**AUFGABENLISTE**.
1. Erkläre bitte in ein bis drei Sätzen anhand des Textauszugs, weshalb aus dem Freidenkerverband ein Verband für Freidenker und Feuerbestattung wurde.
2. Aktualisiere den Abschnitt des Textauszugs, der mit "Die Nach-Weltkriegszeit glich" einsetzt und sich bis "diesen Impetus auf." erstreckt, und gib ihn erneut wieder, wobei "Freidenkertum" durch "Freigeistertum" ersetzt ist.

Nun wurde das aber nichts mit dem in der Sicht dieser Kreise einzig möglichen "Siegfrieden".
Die Nach-Weltkriegszeit glich daher in vielerlei Hinsicht einem brodelnd revolutionären Kessel.
Eine Folgewirkung, Freidenkertum blieb nicht nur auf elitäre Kreise beschränkt. Auch die verachteten "Proleten" nahmen zusehend diesen Impetus auf.
Ein diesbezüglicher (nunmehr selbstständiger) Freidenkerverband soll 1920 schon 60.000 Mitglieder gehabt haben. Da konnten die elitären Herren vom Monistenbund, angesichts solcher Zahlen, schon mal vor Neid erblassen.

Ein Verband wirft auch Funktionärsposten ab. Darauf waren und sind ja einige Herrschaften sei eh und je besonders scharf.

Aber o weh, dass Missgeschick naht in Deutschland in Form der herannahenden Inflation. Letztere vernichtete ja erhebliche Werte.

Und auch die neuen Verbandsfunktionäre mussten hart mit dieser Sachlage kämpfen.
Da kam ihnen der rettende Einfall.
Ein zweites Standbein müsse her. Gesagt - getan. Ergo wurde aus dem Freidenkerverband nunmehr ein Verband für Freidenker und Feuerbestattung.
Solch einen Feuerbestattungsverein gab es zwar vordem schon, namentlich in Berlin (wohl seit 1905). Der indes dümpelte in der Bedeutngslosigkeit so vor sich hin.
Einen wesentlichen Schub erfuhr die Freidenkerszene durch die Einführung von Kirchensteuern, zum Anfang der Weimarer Republik. Als Aquivalent dass die Kirchen nun keine Staatskirchen mehr sein sollten, wurden ihnen diese Steuern zugebilligt. Das hat dann so manchen aufwachen lassen, der sich dann seine nicht mehr Kirchenfrommen Gedanken zu dieser neuen Steuer machte. Profitieren tat davon ohne Zweifel die Freidenkerszene. Und auch der Feuerbestattungsverein wurde damit vom Nischendasein, zusehends ins Rampenlicht katapultiert.
An unsterblichen Seelen glauben Freidenker ohnehin nicht; ergo haben sie auch keine prinzipiellen Berührungsängste gegenüber der Feuerbestattung.

**ERFASSTE INFORMATIONEN**.
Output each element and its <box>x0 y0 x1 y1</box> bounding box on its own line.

**LÖSUNGEN ZUR ÜBUNG**.
1. Die herannahende Inflation in Deutschland vernichtete erhebliche Werte, sodass auch die neuen Verbandsfunktionäre hart mit dieser Sachlage kämpfen mussten. Als rettender Einfall sollte deshalb ein zweites Standbein her, und so wurde der Freidenkerverband zu einem Verband für Freidenker und Feuerbestattung.

2.
Die Nach-Weltkriegszeit glich daher in vielerlei Hinsicht einem brodelnd revolutionären Kessel.
Eine Folgewirkung, Freigeistertum blieb nicht nur auf elitäre Kreise beschränkt. Auch die verachteten "Proleten" nahmen zusehend diesen Impetus auf.